- _DIRECTIVE_
Retype every entry exactly, character for character.

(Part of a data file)
......

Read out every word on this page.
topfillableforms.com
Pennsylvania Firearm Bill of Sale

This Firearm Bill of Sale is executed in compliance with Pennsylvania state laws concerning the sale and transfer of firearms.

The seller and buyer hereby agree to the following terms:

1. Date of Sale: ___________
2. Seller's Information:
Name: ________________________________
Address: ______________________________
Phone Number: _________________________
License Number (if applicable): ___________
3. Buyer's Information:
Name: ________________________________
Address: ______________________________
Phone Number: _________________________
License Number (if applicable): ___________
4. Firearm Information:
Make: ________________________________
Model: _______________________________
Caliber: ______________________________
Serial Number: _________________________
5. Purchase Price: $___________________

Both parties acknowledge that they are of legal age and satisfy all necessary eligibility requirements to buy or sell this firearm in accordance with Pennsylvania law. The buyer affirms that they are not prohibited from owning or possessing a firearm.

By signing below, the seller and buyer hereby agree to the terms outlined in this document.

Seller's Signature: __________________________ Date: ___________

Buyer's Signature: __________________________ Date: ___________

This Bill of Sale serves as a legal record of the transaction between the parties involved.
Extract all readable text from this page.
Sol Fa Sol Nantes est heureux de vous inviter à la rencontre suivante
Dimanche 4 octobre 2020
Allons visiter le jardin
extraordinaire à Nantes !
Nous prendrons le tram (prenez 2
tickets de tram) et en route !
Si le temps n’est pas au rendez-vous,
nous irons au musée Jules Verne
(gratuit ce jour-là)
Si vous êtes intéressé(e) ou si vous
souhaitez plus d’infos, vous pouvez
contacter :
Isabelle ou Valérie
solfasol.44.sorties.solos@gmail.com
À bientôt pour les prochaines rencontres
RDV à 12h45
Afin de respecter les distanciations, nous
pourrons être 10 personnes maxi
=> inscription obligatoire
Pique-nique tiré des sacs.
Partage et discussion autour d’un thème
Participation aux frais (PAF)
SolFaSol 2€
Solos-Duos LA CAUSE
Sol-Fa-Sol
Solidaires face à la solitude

......

- _EXERCISE ANSWER_
Read out every word on this page.
topfillableforms.com
Pennsylvania Firearm Bill of Sale

This Firearm Bill of Sale is executed in compliance with Pennsylvania state laws concerning the sale and transfer of firearms.

The seller and buyer hereby agree to the following terms:

1. Date of Sale: ___________
2. Seller's Information:
Name: ________________________________
Address: ______________________________
Phone Number: _________________________
License Number (if applicable): ___________
3. Buyer's Information:
Name: ________________________________
Address: ______________________________
Phone Number: _________________________
License Number (if applicable): ___________
4. Firearm Information:
Make: ________________________________
Model: _______________________________
Caliber: ______________________________
Serial Number: _________________________
5. Purchase Price: $___________________

Both parties acknowledge that they are of legal age and satisfy all necessary eligibility requirements to buy or sell this firearm in accordance with Pennsylvania law. The buyer affirms that they are not prohibited from owning or possessing a firearm.

By signing below, the seller and buyer hereby agree to the terms outlined in this document.

Seller's Signature: __________________________ Date: ___________

Buyer's Signature: __________________________ Date: ___________

This Bill of Sale serves as a legal record of the transaction between the parties involved.
Extract all readable text from this page.
Sol Fa Sol Nantes est heureux de vous inviter à la rencontre suivante
Dimanche 4 octobre 2020
Allons visiter le jardin
extraordinaire à Nantes !
Nous prendrons le tram (prenez 2
tickets de tram) et en route !
Si le temps n’est pas au rendez-vous,
nous irons au musée Jules Verne
(gratuit ce jour-là)
Si vous êtes intéressé(e) ou si vous
souhaitez plus d’infos, vous pouvez
contacter :
Isabelle ou Valérie
solfasol.44.sorties.solos@gmail.com
À bientôt pour les prochaines rencontres
RDV à 12h45
Afin de respecter les distanciations, nous
pourrons être 10 personnes maxi
=> inscription obligatoire
Pique-nique tiré des sacs.
Partage et discussion autour d’un thème
Participation aux frais (PAF)
SolFaSol 2€
Solos-Duos LA CAUSE
Sol-Fa-Sol
Solidaires face à la solitude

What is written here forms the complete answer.